WORK TO BE COMPLETED » Retype each line exactly. Skip images.

Stored data entries:

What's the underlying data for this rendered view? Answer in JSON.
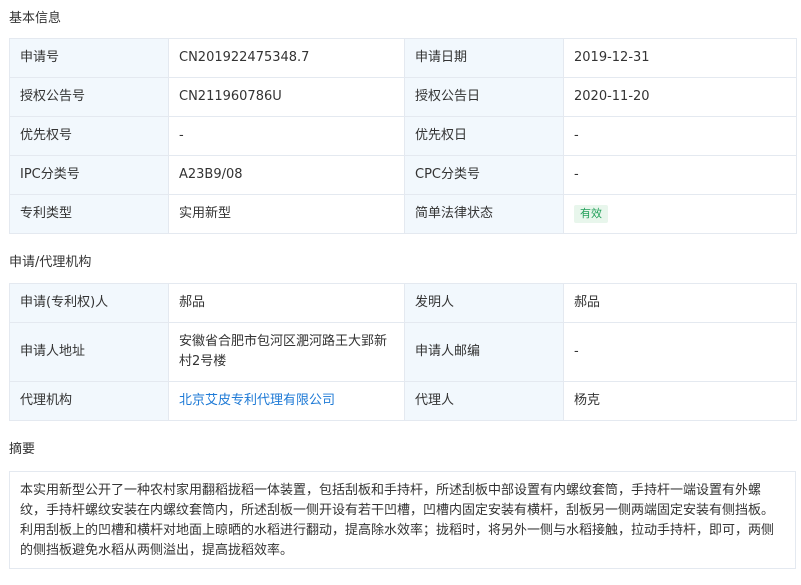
{
  "basic": {
    "title": "基本信息",
    "rows": [
      [
        "申请号",
        "CN201922475348.7",
        "申请日期",
        "2019-12-31"
      ],
      [
        "授权公告号",
        "CN211960786U",
        "授权公告日",
        "2020-11-20"
      ],
      [
        "优先权号",
        "-",
        "优先权日",
        "-"
      ],
      [
        "IPC分类号",
        "A23B9/08",
        "CPC分类号",
        "-"
      ],
      [
        "专利类型",
        "实用新型",
        "简单法律状态",
        "有效"
      ]
    ]
  },
  "agency": {
    "title": "申请/代理机构",
    "rows": [
      [
        "申请(专利权)人",
        "郝品",
        "发明人",
        "郝品"
      ],
      [
        "申请人地址",
        "安徽省合肥市包河区淝河路王大郢新村2号楼",
        "申请人邮编",
        "-"
      ],
      [
        "代理机构",
        "北京艾皮专利代理有限公司",
        "代理人",
        "杨克"
      ]
    ]
  },
  "abstract": {
    "title": "摘要",
    "text": "本实用新型公开了一种农村家用翻稻拢稻一体装置，包括刮板和手持杆，所述刮板中部设置有内螺纹套筒，手持杆一端设置有外螺纹，手持杆螺纹安装在内螺纹套筒内，所述刮板一侧开设有若干凹槽，凹槽内固定安装有横杆，刮板另一侧两端固定安装有侧挡板。利用刮板上的凹槽和横杆对地面上晾晒的水稻进行翻动，提高除水效率；拢稻时，将另外一侧与水稻接触，拉动手持杆，即可，两侧的侧挡板避免水稻从两侧溢出，提高拢稻效率。"
  },
  "colors": {
    "label_bg": "#f2f8fd",
    "border": "#e4e9f0",
    "link": "#1e7ad6",
    "status_badge_bg": "#e8f6ec",
    "status_badge_text": "#22a05a"
  }
}
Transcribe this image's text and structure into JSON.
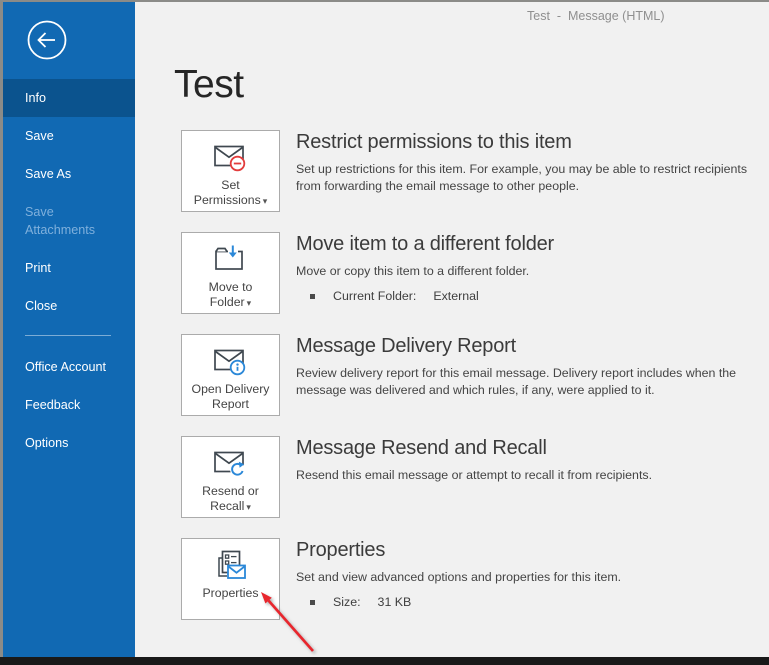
{
  "window": {
    "title": "Test  -  Message (HTML)"
  },
  "colors": {
    "sidebar": "#1169b3",
    "sidebar_selected": "#0b538e",
    "accent_blue": "#2b88d8",
    "icon_dark": "#3f4850",
    "red_badge": "#e23c3c",
    "arrow_red": "#e8262d",
    "content_bg": "#f1f1f1",
    "button_border": "#ababab",
    "heading_text": "#3b3b3b",
    "body_text": "#444444",
    "titlebar_text": "#8f8f8f"
  },
  "icons": {
    "dropdown_caret": "▾"
  },
  "backstage": {
    "nav": [
      {
        "label": "Info",
        "selected": true
      },
      {
        "label": "Save"
      },
      {
        "label": "Save As"
      },
      {
        "label": "Save Attachments",
        "disabled": true
      },
      {
        "label": "Print"
      },
      {
        "label": "Close"
      },
      {
        "divider": true
      },
      {
        "label": "Office Account"
      },
      {
        "label": "Feedback"
      },
      {
        "label": "Options"
      }
    ]
  },
  "page": {
    "title": "Test",
    "sections": [
      {
        "button": {
          "label": "Set Permissions",
          "icon": "mail-restrict-icon",
          "has_dropdown": true
        },
        "heading": "Restrict permissions to this item",
        "description": "Set up restrictions for this item. For example, you may be able to restrict recipients from forwarding the email message to other people.",
        "bullets": []
      },
      {
        "button": {
          "label": "Move to Folder",
          "icon": "folder-move-icon",
          "has_dropdown": true
        },
        "heading": "Move item to a different folder",
        "description": "Move or copy this item to a different folder.",
        "bullets": [
          {
            "label": "Current Folder:",
            "value": "External"
          }
        ]
      },
      {
        "button": {
          "label": "Open Delivery Report",
          "icon": "mail-info-icon",
          "has_dropdown": false
        },
        "heading": "Message Delivery Report",
        "description": "Review delivery report for this email message. Delivery report includes when the message was delivered and which rules, if any, were applied to it.",
        "bullets": []
      },
      {
        "button": {
          "label": "Resend or Recall",
          "icon": "mail-recall-icon",
          "has_dropdown": true
        },
        "heading": "Message Resend and Recall",
        "description": "Resend this email message or attempt to recall it from recipients.",
        "bullets": []
      },
      {
        "button": {
          "label": "Properties",
          "icon": "properties-icon",
          "has_dropdown": false
        },
        "heading": "Properties",
        "description": "Set and view advanced options and properties for this item.",
        "bullets": [
          {
            "label": "Size:",
            "value": "31 KB"
          }
        ]
      }
    ]
  }
}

SOLUTION TO THIS PROBLEM »
What's the underlying data for this rendered view? Answer in JSON.
{
  "basic": {
    "title": "基本信息",
    "rows": [
      [
        "申请号",
        "CN201922475348.7",
        "申请日期",
        "2019-12-31"
      ],
      [
        "授权公告号",
        "CN211960786U",
        "授权公告日",
        "2020-11-20"
      ],
      [
        "优先权号",
        "-",
        "优先权日",
        "-"
      ],
      [
        "IPC分类号",
        "A23B9/08",
        "CPC分类号",
        "-"
      ],
      [
        "专利类型",
        "实用新型",
        "简单法律状态",
        "有效"
      ]
    ]
  },
  "agency": {
    "title": "申请/代理机构",
    "rows": [
      [
        "申请(专利权)人",
        "郝品",
        "发明人",
        "郝品"
      ],
      [
        "申请人地址",
        "安徽省合肥市包河区淝河路王大郢新村2号楼",
        "申请人邮编",
        "-"
      ],
      [
        "代理机构",
        "北京艾皮专利代理有限公司",
        "代理人",
        "杨克"
      ]
    ]
  },
  "abstract": {
    "title": "摘要",
    "text": "本实用新型公开了一种农村家用翻稻拢稻一体装置，包括刮板和手持杆，所述刮板中部设置有内螺纹套筒，手持杆一端设置有外螺纹，手持杆螺纹安装在内螺纹套筒内，所述刮板一侧开设有若干凹槽，凹槽内固定安装有横杆，刮板另一侧两端固定安装有侧挡板。利用刮板上的凹槽和横杆对地面上晾晒的水稻进行翻动，提高除水效率；拢稻时，将另外一侧与水稻接触，拉动手持杆，即可，两侧的侧挡板避免水稻从两侧溢出，提高拢稻效率。"
  },
  "colors": {
    "label_bg": "#f2f8fd",
    "border": "#e4e9f0",
    "link": "#1e7ad6",
    "status_badge_bg": "#e8f6ec",
    "status_badge_text": "#22a05a"
  }
}
Transcribe this image's text and structure into JSON.
{
  "window": {
    "title": "Test  -  Message (HTML)"
  },
  "colors": {
    "sidebar": "#1169b3",
    "sidebar_selected": "#0b538e",
    "accent_blue": "#2b88d8",
    "icon_dark": "#3f4850",
    "red_badge": "#e23c3c",
    "arrow_red": "#e8262d",
    "content_bg": "#f1f1f1",
    "button_border": "#ababab",
    "heading_text": "#3b3b3b",
    "body_text": "#444444",
    "titlebar_text": "#8f8f8f"
  },
  "icons": {
    "dropdown_caret": "▾"
  },
  "backstage": {
    "nav": [
      {
        "label": "Info",
        "selected": true
      },
      {
        "label": "Save"
      },
      {
        "label": "Save As"
      },
      {
        "label": "Save Attachments",
        "disabled": true
      },
      {
        "label": "Print"
      },
      {
        "label": "Close"
      },
      {
        "divider": true
      },
      {
        "label": "Office Account"
      },
      {
        "label": "Feedback"
      },
      {
        "label": "Options"
      }
    ]
  },
  "page": {
    "title": "Test",
    "sections": [
      {
        "button": {
          "label": "Set Permissions",
          "icon": "mail-restrict-icon",
          "has_dropdown": true
        },
        "heading": "Restrict permissions to this item",
        "description": "Set up restrictions for this item. For example, you may be able to restrict recipients from forwarding the email message to other people.",
        "bullets": []
      },
      {
        "button": {
          "label": "Move to Folder",
          "icon": "folder-move-icon",
          "has_dropdown": true
        },
        "heading": "Move item to a different folder",
        "description": "Move or copy this item to a different folder.",
        "bullets": [
          {
            "label": "Current Folder:",
            "value": "External"
          }
        ]
      },
      {
        "button": {
          "label": "Open Delivery Report",
          "icon": "mail-info-icon",
          "has_dropdown": false
        },
        "heading": "Message Delivery Report",
        "description": "Review delivery report for this email message. Delivery report includes when the message was delivered and which rules, if any, were applied to it.",
        "bullets": []
      },
      {
        "button": {
          "label": "Resend or Recall",
          "icon": "mail-recall-icon",
          "has_dropdown": true
        },
        "heading": "Message Resend and Recall",
        "description": "Resend this email message or attempt to recall it from recipients.",
        "bullets": []
      },
      {
        "button": {
          "label": "Properties",
          "icon": "properties-icon",
          "has_dropdown": false
        },
        "heading": "Properties",
        "description": "Set and view advanced options and properties for this item.",
        "bullets": [
          {
            "label": "Size:",
            "value": "31 KB"
          }
        ]
      }
    ]
  }
}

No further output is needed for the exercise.